**WHAT YOU ARE ASKED TO DO:** Return all lines that include the string "name".

>>>>>

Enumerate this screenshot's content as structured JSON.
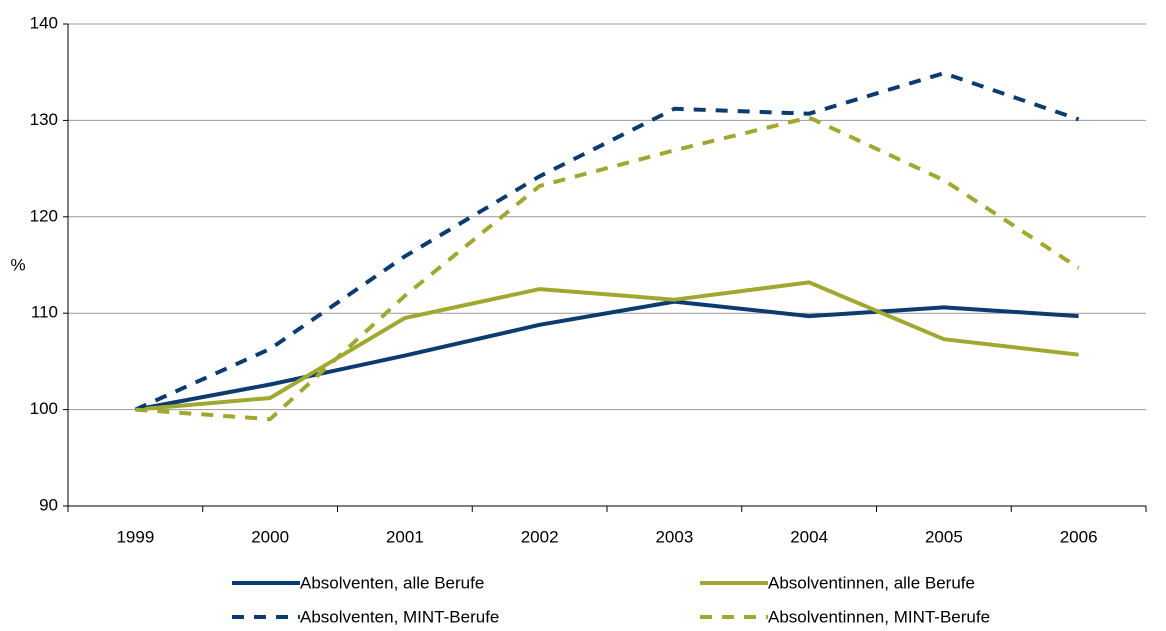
{
  "chart_data": {
    "type": "line",
    "y_label": "%",
    "categories": [
      "1999",
      "2000",
      "2001",
      "2002",
      "2003",
      "2004",
      "2005",
      "2006"
    ],
    "ylim": [
      90,
      140
    ],
    "yticks": [
      90,
      100,
      110,
      120,
      130,
      140
    ],
    "grid": true,
    "series": [
      {
        "name": "Absolventen, alle Berufe",
        "color": "#0b3b6f",
        "dashed": false,
        "values": [
          100,
          102.6,
          105.6,
          108.8,
          111.2,
          109.7,
          110.6,
          109.7
        ]
      },
      {
        "name": "Absolventinnen, alle Berufe",
        "color": "#a0a831",
        "dashed": false,
        "values": [
          100,
          101.2,
          109.5,
          112.5,
          111.4,
          113.2,
          107.3,
          105.7
        ]
      },
      {
        "name": "Absolventen, MINT-Berufe",
        "color": "#0b3b6f",
        "dashed": true,
        "values": [
          100,
          106.3,
          115.9,
          124.2,
          131.2,
          130.7,
          134.9,
          130.1
        ]
      },
      {
        "name": "Absolventinnen, MINT-Berufe",
        "color": "#a0a831",
        "dashed": true,
        "values": [
          100,
          99.0,
          111.8,
          123.2,
          126.9,
          130.3,
          123.8,
          114.7
        ]
      }
    ]
  }
}
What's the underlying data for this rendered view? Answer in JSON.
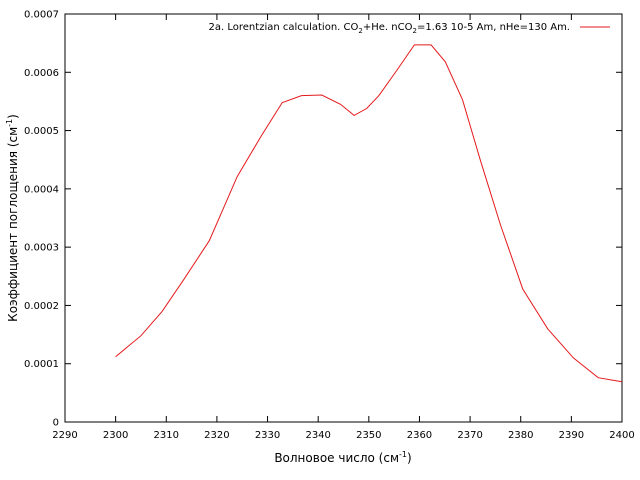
{
  "chart_data": {
    "type": "line",
    "xlabel": {
      "main": "Волновое число (см",
      "sup": "-1",
      "close": ")"
    },
    "ylabel": {
      "main": "Коэффициент поглощения (см",
      "sup": "-1",
      "close": ")"
    },
    "xlim": [
      2290,
      2400
    ],
    "ylim": [
      0,
      0.0007
    ],
    "xticks": [
      "2290",
      "2300",
      "2310",
      "2320",
      "2330",
      "2340",
      "2350",
      "2360",
      "2370",
      "2380",
      "2390",
      "2400"
    ],
    "yticks": [
      "0",
      "0.0001",
      "0.0002",
      "0.0003",
      "0.0004",
      "0.0005",
      "0.0006",
      "0.0007"
    ],
    "grid": false,
    "legend_position": "top-right",
    "legend": {
      "parts": [
        {
          "t": "2a. Lorentzian calculation. CO"
        },
        {
          "t": "2",
          "sub": true
        },
        {
          "t": "+He. nCO"
        },
        {
          "t": "2",
          "sub": true
        },
        {
          "t": "=1.63 10-5 Am, nHe=130 Am."
        }
      ]
    },
    "series": [
      {
        "color": "#e41a1c",
        "x": [
          2300.0,
          2305.0,
          2309.2,
          2313.5,
          2318.5,
          2324.0,
          2328.7,
          2332.9,
          2336.7,
          2340.7,
          2344.4,
          2347.1,
          2349.6,
          2352.0,
          2355.5,
          2359.0,
          2362.3,
          2365.1,
          2368.5,
          2372.0,
          2376.0,
          2380.4,
          2385.3,
          2390.4,
          2395.3,
          2400.0
        ],
        "y": [
          0.000112,
          0.000148,
          0.00019,
          0.000245,
          0.000311,
          0.000421,
          0.00049,
          0.000548,
          0.00056,
          0.000561,
          0.000545,
          0.000526,
          0.000538,
          0.00056,
          0.000603,
          0.000647,
          0.000647,
          0.000618,
          0.000553,
          0.00045,
          0.000338,
          0.000228,
          0.00016,
          0.00011,
          7.6e-05,
          6.9e-05
        ]
      }
    ]
  }
}
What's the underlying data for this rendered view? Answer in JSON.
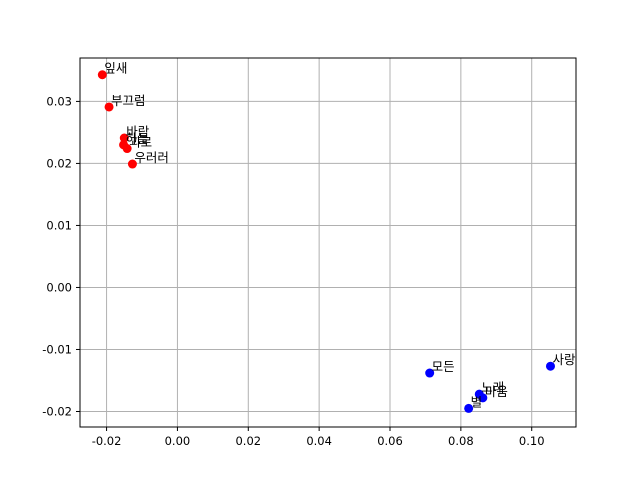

<<<<<

**OUTPUT:**
        "name": "Absolventen, alle Berufe",
        "name": "Absolventinnen, alle Berufe",
        "name": "Absolventen, MINT-Berufe",
        "name": "Absolventinnen, MINT-Berufe",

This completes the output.